## Begin Material for this exercise
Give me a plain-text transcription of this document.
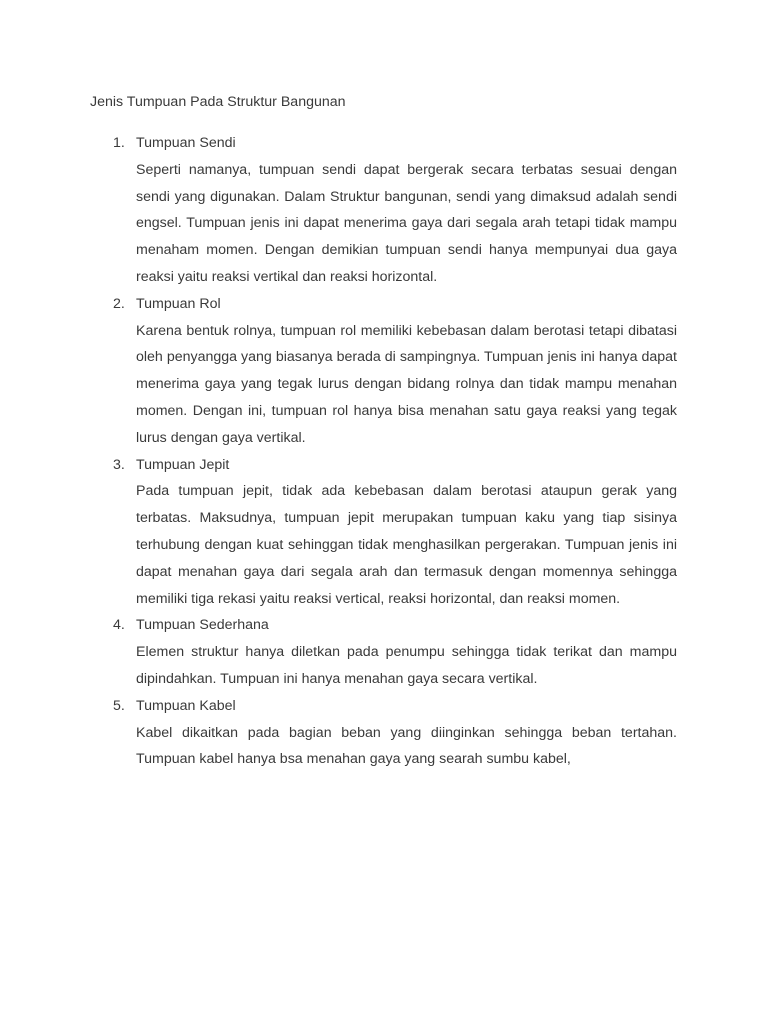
Jenis Tumpuan Pada Struktur Bangunan
1. Tumpuan Sendi

Seperti namanya, tumpuan sendi dapat bergerak secara terbatas sesuai dengan sendi yang digunakan. Dalam Struktur bangunan, sendi yang dimaksud adalah sendi engsel. Tumpuan jenis ini dapat menerima gaya dari segala arah tetapi tidak mampu menaham momen. Dengan demikian tumpuan sendi hanya mempunyai dua gaya reaksi yaitu reaksi vertikal dan reaksi horizontal.

2. Tumpuan Rol

Karena bentuk rolnya, tumpuan rol memiliki kebebasan dalam berotasi tetapi dibatasi oleh penyangga yang biasanya berada di sampingnya. Tumpuan jenis ini hanya dapat menerima gaya yang tegak lurus dengan bidang rolnya dan tidak mampu menahan momen. Dengan ini, tumpuan rol hanya bisa menahan satu gaya reaksi yang tegak lurus dengan gaya vertikal.

3. Tumpuan Jepit

Pada tumpuan jepit, tidak ada kebebasan dalam berotasi ataupun gerak yang terbatas. Maksudnya, tumpuan jepit merupakan tumpuan kaku yang tiap sisinya terhubung dengan kuat sehinggan tidak menghasilkan pergerakan. Tumpuan jenis ini dapat menahan gaya dari segala arah dan termasuk dengan momennya sehingga memiliki tiga rekasi yaitu reaksi vertical, reaksi horizontal, dan reaksi momen.

4. Tumpuan Sederhana

Elemen struktur hanya diletkan pada penumpu sehingga tidak terikat dan mampu dipindahkan. Tumpuan ini hanya menahan gaya secara vertikal.

5. Tumpuan Kabel

Kabel dikaitkan pada bagian beban yang diinginkan sehingga beban tertahan. Tumpuan kabel hanya bsa menahan gaya yang searah sumbu kabel,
## End Material for this exercise
Scan the material line by line and report each one that contains "Kabel".

## Worked answer
5. Tumpuan Kabel
Kabel dikaitkan pada bagian beban yang diinginkan sehingga beban tertahan. Tumpuan kabel hanya bsa menahan gaya yang searah sumbu kabel,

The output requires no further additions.